[Records that describe figures]

■ ■ ■ ■

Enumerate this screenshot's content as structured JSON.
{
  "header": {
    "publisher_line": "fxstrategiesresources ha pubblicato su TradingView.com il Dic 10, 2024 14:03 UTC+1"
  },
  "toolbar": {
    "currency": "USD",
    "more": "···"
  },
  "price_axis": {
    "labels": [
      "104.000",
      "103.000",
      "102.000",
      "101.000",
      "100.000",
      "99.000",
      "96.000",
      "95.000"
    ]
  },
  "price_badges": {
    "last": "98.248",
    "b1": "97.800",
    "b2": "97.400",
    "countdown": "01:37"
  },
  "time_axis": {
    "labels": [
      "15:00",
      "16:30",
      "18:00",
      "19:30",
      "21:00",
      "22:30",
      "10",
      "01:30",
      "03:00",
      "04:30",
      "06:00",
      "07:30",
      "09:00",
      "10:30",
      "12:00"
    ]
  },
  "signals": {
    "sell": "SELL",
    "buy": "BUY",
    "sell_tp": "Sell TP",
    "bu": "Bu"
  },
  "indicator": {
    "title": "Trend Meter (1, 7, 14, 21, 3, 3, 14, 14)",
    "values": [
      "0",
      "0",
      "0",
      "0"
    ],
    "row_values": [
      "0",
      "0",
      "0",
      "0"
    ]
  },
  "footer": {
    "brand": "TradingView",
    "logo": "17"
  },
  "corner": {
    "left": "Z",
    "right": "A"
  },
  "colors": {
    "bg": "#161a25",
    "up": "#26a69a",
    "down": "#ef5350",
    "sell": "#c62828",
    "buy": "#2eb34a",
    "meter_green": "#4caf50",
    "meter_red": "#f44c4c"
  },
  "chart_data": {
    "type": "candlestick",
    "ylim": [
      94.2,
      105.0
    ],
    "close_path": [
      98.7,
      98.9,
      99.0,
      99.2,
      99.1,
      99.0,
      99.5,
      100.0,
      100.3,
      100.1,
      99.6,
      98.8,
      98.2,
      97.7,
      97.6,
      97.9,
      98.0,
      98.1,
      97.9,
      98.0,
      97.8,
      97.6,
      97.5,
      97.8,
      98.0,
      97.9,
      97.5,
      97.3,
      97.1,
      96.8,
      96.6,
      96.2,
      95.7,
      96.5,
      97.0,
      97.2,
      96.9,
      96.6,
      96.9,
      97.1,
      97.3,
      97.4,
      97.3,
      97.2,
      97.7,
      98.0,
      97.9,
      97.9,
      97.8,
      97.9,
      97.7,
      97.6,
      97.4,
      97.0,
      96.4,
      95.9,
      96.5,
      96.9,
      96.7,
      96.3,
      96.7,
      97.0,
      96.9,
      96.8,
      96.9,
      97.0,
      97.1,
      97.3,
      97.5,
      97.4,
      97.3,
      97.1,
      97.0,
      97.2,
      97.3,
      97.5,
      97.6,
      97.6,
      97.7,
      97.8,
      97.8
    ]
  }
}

■ ■ ■ ■

▶ _WRITTEN EXERCISE_
Go through the listing and copy all of it exactly.

▶ _COMPLETED EXERCISE_
Enumerate this screenshot's content as structured JSON.
{
  "header": {
    "publisher_line": "fxstrategiesresources ha pubblicato su TradingView.com il Dic 10, 2024 14:03 UTC+1"
  },
  "toolbar": {
    "currency": "USD",
    "more": "···"
  },
  "price_axis": {
    "labels": [
      "104.000",
      "103.000",
      "102.000",
      "101.000",
      "100.000",
      "99.000",
      "96.000",
      "95.000"
    ]
  },
  "price_badges": {
    "last": "98.248",
    "b1": "97.800",
    "b2": "97.400",
    "countdown": "01:37"
  },
  "time_axis": {
    "labels": [
      "15:00",
      "16:30",
      "18:00",
      "19:30",
      "21:00",
      "22:30",
      "10",
      "01:30",
      "03:00",
      "04:30",
      "06:00",
      "07:30",
      "09:00",
      "10:30",
      "12:00"
    ]
  },
  "signals": {
    "sell": "SELL",
    "buy": "BUY",
    "sell_tp": "Sell TP",
    "bu": "Bu"
  },
  "indicator": {
    "title": "Trend Meter (1, 7, 14, 21, 3, 3, 14, 14)",
    "values": [
      "0",
      "0",
      "0",
      "0"
    ],
    "row_values": [
      "0",
      "0",
      "0",
      "0"
    ]
  },
  "footer": {
    "brand": "TradingView",
    "logo": "17"
  },
  "corner": {
    "left": "Z",
    "right": "A"
  },
  "colors": {
    "bg": "#161a25",
    "up": "#26a69a",
    "down": "#ef5350",
    "sell": "#c62828",
    "buy": "#2eb34a",
    "meter_green": "#4caf50",
    "meter_red": "#f44c4c"
  },
  "chart_data": {
    "type": "candlestick",
    "ylim": [
      94.2,
      105.0
    ],
    "close_path": [
      98.7,
      98.9,
      99.0,
      99.2,
      99.1,
      99.0,
      99.5,
      100.0,
      100.3,
      100.1,
      99.6,
      98.8,
      98.2,
      97.7,
      97.6,
      97.9,
      98.0,
      98.1,
      97.9,
      98.0,
      97.8,
      97.6,
      97.5,
      97.8,
      98.0,
      97.9,
      97.5,
      97.3,
      97.1,
      96.8,
      96.6,
      96.2,
      95.7,
      96.5,
      97.0,
      97.2,
      96.9,
      96.6,
      96.9,
      97.1,
      97.3,
      97.4,
      97.3,
      97.2,
      97.7,
      98.0,
      97.9,
      97.9,
      97.8,
      97.9,
      97.7,
      97.6,
      97.4,
      97.0,
      96.4,
      95.9,
      96.5,
      96.9,
      96.7,
      96.3,
      96.7,
      97.0,
      96.9,
      96.8,
      96.9,
      97.0,
      97.1,
      97.3,
      97.5,
      97.4,
      97.3,
      97.1,
      97.0,
      97.2,
      97.3,
      97.5,
      97.6,
      97.6,
      97.7,
      97.8,
      97.8
    ]
  }
}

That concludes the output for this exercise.